Dataset items:
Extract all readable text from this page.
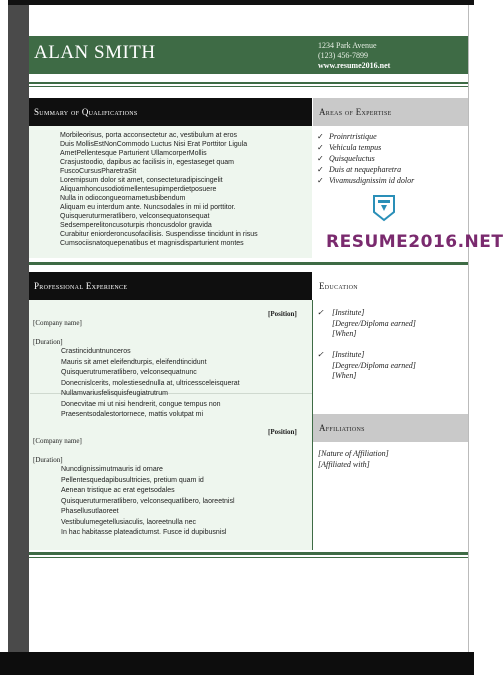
ALAN SMITH	1234 Park Avenue
(123) 456-7899
www.resume2016.net
Summary of Qualifications	Areas of Expertise
Morbileorisus, porta acconsectetur ac, vestibulum at eros
Duis MollisEstNonCommodo Luctus Nisi Erat Porttitor Ligula
AmetPellentesque Parturient UllamcorperMollis
Crasjustoodio, dapibus ac facilisis in, egestaseget quam
FuscoCursusPharetraSit
Loremipsum dolor sit amet, consecteturadipiscingelit
Aliquamhoncusodiotimellentesupimperdietposuere
Nulla in odiocongueornametusbibendum
Aliquam eu interdum ante. Nuncsodales in mi id porttitor.
Quisqueruturmeratlibero, velconsequatonsequat
Sedsemperelitoncusoturpis rhoncusdolor gravida
Curabitur eniorderoncusofacilisis. Suspendisse tincidunt in risus
Cumsociisnatoquepenatibus et magnisdisparturient montes
✓ Proinrtristique
✓ Vehicula tempus
✓ Quisqueluctus
✓ Duis at nequepharetra
✓ Vivamusdignissim id dolor
RESUME2016.NET
Professional Experience	Education
[Position]
[Company name]
[Duration]
Crastinciduntnunceros
Mauris sit amet eleifendturpis, eleifendtincidunt
Quisquerutrumeratlibero, velconsequatnunc
Donecnislcerits, molestiesednulla at, ultricessceleisquerat
Nullamvariusfelisquisfeugiatrutrum
Donecvitae mi ut nisi hendrerit, congue tempus non
Praesentsodalestortornece, mattis volutpat mi
[Position]
[Company name]
[Duration]
Nuncdignissimutmauris id ornare
Pellentesquedapibusultricies, pretium quam id
Aenean tristique ac erat egetsodales
Quisqueruturmeratlibero, velconsequatlibero, laoreetnisl
Phasellusutlaoreet
Vestibulumegetellusiaculis, laoreetnulla nec
In hac habitasse plateadictumst. Fusce id dupibusnisl
✓ [Institute]
[Degree/Diploma earned]
[When]
✓ [Institute]
[Degree/Diploma earned]
[When]
Affiliations
[Nature of Affiliation]
[Affiliated with]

OBJECTIVE:
Copy and report every line where the word "Quisqueruturmeratlibero" is present.

TASK ANSWER:
Quisqueruturmeratlibero, velconsequatonsequat
Quisqueruturmeratlibero, velconsequatlibero, laoreetnisl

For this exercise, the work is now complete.